Directions for this task: Copy the records word for word, starting at the line that contains "Localize all elements." and ending after the line that contains "filter-collapse: [139, 376, 153, 384]".
-- START --
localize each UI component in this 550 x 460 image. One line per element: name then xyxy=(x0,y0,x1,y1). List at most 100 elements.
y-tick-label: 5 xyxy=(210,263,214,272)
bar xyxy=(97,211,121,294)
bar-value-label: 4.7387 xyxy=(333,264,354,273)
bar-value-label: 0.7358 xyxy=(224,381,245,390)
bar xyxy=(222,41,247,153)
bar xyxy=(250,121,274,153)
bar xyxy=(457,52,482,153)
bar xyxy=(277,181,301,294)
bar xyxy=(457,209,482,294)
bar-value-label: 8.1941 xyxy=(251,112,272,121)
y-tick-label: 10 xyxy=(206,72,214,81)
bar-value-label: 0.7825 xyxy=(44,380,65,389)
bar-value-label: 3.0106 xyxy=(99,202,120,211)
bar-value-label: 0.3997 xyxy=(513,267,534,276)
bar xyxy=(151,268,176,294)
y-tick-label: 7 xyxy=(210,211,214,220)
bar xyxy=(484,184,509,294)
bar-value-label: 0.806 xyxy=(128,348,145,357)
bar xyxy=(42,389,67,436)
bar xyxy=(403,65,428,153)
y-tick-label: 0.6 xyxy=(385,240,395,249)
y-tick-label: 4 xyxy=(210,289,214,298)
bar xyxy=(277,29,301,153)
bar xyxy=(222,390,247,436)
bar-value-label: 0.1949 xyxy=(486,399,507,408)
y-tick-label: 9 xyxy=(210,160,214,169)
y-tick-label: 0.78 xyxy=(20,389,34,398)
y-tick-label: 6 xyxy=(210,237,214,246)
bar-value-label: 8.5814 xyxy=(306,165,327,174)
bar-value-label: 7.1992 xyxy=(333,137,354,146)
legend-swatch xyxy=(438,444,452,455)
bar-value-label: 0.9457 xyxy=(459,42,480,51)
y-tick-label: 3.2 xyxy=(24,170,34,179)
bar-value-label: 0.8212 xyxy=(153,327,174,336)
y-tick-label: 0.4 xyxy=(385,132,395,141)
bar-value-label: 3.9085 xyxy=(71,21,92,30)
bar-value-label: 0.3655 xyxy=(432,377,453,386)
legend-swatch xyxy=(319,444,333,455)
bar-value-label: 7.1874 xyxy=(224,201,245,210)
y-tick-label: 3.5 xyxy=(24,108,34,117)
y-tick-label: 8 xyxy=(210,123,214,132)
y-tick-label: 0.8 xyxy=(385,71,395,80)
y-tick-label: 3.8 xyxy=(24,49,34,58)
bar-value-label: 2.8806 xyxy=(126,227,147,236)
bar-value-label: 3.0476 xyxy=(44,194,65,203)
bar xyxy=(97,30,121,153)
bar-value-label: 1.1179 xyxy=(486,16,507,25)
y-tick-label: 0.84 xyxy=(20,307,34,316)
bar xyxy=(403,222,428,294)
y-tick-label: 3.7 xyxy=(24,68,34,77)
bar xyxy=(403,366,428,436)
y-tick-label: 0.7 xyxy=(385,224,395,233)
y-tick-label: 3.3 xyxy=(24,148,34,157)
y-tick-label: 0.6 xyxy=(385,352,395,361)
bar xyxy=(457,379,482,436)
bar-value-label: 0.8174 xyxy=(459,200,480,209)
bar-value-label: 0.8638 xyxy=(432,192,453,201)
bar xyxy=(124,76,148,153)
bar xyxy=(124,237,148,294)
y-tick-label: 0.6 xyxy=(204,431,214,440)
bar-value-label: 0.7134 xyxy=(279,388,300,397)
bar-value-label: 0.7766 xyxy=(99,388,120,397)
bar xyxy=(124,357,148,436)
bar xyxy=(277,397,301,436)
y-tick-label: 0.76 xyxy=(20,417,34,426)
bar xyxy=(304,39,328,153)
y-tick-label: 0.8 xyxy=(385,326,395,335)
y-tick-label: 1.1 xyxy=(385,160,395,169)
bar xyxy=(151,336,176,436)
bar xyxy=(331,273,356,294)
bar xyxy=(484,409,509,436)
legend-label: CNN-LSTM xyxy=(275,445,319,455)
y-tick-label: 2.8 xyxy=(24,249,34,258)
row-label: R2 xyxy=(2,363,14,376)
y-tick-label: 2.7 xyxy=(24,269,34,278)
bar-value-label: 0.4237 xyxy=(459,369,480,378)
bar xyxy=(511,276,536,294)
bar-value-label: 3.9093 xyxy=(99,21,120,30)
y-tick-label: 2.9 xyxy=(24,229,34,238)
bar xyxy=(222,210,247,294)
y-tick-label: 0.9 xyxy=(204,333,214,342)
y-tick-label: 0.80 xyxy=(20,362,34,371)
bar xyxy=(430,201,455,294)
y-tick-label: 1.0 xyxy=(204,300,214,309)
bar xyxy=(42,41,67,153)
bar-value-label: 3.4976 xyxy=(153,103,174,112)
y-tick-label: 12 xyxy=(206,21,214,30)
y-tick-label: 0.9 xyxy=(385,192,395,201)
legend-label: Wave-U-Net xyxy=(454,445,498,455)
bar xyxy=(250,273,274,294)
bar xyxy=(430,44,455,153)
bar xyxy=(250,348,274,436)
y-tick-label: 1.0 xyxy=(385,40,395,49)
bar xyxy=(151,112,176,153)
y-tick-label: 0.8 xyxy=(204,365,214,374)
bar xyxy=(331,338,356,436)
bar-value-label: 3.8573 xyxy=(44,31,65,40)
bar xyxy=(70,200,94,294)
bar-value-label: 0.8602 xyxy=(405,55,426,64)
-- END --
-- START --
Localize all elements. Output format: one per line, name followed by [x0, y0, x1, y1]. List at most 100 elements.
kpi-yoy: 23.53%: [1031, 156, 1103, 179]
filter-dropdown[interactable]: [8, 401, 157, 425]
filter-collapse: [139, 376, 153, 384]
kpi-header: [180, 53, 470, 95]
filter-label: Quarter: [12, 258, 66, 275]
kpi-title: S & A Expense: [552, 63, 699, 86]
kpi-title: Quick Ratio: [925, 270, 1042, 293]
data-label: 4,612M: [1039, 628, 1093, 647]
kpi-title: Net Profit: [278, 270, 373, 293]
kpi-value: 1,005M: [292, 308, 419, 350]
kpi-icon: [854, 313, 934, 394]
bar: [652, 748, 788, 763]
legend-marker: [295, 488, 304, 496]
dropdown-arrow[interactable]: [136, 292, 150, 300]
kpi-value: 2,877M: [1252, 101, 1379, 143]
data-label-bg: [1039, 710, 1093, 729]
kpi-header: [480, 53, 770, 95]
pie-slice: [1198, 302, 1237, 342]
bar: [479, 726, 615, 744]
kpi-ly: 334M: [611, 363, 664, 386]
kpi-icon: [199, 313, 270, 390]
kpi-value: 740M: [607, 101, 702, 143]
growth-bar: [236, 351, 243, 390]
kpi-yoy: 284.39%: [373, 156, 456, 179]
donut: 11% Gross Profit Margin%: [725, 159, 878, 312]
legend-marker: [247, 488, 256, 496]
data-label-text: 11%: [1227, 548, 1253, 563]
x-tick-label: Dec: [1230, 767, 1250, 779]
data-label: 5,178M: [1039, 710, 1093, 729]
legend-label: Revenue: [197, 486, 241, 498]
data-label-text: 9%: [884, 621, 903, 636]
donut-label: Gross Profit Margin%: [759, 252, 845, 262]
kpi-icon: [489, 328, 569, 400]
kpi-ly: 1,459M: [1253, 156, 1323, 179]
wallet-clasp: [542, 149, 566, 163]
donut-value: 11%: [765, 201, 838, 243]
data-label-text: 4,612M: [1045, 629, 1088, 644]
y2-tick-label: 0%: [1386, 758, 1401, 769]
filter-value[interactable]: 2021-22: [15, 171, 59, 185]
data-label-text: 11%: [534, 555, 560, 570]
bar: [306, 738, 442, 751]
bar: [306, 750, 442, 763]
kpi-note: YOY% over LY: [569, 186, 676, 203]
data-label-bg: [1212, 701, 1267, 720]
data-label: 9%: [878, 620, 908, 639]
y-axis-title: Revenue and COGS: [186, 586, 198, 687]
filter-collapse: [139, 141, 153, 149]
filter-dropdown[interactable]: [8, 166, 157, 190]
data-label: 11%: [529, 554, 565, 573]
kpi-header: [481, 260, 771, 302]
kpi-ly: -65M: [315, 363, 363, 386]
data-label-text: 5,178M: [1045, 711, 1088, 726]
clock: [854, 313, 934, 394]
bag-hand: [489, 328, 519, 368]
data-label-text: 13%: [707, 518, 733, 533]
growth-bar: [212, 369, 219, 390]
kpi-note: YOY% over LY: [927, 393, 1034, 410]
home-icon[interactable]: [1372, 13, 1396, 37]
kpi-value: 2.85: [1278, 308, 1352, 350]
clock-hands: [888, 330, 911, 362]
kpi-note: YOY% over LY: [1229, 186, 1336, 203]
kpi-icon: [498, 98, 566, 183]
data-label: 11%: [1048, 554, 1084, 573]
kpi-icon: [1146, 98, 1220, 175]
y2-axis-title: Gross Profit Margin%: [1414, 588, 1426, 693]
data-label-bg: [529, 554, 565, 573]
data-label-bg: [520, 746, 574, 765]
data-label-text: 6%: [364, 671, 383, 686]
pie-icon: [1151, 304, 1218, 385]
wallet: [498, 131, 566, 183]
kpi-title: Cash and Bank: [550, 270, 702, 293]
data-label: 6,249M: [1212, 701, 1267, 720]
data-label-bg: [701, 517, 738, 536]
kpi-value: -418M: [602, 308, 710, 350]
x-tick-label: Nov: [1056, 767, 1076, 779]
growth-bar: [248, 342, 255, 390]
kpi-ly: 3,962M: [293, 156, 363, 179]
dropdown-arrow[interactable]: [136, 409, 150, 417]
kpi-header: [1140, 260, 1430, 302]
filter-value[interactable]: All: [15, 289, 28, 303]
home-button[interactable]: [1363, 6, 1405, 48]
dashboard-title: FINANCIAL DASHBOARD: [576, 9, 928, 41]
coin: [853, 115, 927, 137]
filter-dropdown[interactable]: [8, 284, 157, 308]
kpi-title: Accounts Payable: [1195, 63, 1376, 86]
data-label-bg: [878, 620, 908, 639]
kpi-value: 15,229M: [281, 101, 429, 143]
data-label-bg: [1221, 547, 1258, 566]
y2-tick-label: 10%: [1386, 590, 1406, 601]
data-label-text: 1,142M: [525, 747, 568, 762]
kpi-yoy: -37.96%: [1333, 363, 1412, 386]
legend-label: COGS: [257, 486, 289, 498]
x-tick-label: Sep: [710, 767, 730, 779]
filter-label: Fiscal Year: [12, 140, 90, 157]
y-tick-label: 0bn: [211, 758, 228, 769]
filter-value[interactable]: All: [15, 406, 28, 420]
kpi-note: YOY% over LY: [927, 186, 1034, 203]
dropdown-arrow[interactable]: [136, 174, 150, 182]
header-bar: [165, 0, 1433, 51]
-- END --
Solution:
Localize all elements. Output format: one per line, name followed by [x0, y0, x1, y1]. List at most 100 elements.
kpi-yoy: 23.53%: [1031, 156, 1103, 179]
filter-dropdown[interactable]: [8, 401, 157, 425]
filter-collapse: [139, 376, 153, 384]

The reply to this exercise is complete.